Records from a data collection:
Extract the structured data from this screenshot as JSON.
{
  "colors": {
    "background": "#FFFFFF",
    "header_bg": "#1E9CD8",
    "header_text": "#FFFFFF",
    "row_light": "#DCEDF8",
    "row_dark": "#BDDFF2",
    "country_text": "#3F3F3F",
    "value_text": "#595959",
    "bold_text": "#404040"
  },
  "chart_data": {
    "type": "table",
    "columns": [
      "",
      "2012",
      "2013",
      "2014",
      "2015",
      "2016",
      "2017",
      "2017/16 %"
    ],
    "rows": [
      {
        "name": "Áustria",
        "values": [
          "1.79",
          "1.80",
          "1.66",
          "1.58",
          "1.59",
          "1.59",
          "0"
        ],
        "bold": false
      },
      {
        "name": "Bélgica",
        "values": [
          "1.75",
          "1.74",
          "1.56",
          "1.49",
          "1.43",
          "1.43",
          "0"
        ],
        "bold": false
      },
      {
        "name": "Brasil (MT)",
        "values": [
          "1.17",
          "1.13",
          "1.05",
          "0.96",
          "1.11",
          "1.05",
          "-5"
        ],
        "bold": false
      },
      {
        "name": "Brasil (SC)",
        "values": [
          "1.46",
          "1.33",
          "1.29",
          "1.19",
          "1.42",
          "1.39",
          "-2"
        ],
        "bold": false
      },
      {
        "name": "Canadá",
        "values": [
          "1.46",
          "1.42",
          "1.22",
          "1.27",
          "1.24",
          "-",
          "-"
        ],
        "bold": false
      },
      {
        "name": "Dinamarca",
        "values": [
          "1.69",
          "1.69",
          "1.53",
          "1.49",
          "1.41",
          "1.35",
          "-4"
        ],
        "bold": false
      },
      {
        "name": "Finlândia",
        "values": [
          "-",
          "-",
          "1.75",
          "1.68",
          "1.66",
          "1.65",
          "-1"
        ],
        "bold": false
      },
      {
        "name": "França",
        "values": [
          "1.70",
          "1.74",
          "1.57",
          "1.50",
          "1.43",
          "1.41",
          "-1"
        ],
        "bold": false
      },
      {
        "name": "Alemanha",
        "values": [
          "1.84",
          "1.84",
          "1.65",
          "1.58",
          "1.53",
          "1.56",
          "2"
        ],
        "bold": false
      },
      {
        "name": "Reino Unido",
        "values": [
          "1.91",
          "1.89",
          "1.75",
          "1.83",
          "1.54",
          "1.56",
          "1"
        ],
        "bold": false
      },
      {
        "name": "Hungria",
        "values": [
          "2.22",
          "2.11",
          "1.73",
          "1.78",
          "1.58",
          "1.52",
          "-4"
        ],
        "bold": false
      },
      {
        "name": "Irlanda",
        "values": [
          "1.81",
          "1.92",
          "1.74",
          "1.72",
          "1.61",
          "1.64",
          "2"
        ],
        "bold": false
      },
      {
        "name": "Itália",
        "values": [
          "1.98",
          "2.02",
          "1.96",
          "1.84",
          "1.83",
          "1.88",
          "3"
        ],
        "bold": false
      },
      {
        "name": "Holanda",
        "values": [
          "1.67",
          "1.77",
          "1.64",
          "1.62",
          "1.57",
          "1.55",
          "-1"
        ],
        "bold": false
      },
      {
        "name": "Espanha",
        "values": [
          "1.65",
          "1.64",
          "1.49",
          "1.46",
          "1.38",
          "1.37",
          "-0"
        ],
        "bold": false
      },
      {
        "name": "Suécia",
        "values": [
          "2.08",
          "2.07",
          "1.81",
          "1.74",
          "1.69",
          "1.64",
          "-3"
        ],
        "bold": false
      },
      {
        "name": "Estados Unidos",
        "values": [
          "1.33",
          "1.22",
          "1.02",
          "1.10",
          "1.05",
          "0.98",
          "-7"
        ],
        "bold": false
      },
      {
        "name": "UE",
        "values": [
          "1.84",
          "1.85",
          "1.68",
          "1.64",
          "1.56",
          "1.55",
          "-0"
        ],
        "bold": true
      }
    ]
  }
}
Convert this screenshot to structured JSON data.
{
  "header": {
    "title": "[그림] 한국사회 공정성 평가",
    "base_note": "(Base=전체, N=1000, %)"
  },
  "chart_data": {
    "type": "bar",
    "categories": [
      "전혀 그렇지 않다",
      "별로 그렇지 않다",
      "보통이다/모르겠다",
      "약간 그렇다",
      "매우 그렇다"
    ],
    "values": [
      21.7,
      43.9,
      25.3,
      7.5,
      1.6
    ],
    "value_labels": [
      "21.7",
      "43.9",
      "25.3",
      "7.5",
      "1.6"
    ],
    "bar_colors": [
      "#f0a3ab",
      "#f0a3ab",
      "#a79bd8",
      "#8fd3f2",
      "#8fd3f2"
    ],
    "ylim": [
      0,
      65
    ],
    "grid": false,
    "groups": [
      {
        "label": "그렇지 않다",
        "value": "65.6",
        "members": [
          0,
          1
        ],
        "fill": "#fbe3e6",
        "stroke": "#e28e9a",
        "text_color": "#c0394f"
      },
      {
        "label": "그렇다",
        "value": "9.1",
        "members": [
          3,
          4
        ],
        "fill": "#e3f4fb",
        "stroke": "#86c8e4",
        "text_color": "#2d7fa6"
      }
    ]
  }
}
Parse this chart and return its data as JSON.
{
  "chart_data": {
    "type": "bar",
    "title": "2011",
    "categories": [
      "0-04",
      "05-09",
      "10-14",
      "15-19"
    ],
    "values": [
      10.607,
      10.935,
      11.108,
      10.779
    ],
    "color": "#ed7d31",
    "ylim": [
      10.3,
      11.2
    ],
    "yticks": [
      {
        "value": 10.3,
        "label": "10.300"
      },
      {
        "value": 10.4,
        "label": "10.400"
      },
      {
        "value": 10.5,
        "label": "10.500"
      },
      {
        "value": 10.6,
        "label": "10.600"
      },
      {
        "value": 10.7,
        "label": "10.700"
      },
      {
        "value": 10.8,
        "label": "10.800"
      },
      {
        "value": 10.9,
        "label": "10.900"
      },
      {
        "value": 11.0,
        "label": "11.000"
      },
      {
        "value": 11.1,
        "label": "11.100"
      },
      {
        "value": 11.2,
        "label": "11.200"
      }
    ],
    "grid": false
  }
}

**Problem description**
Give the count of lines in the records that contain "structured", and no other text.

**Final result**
2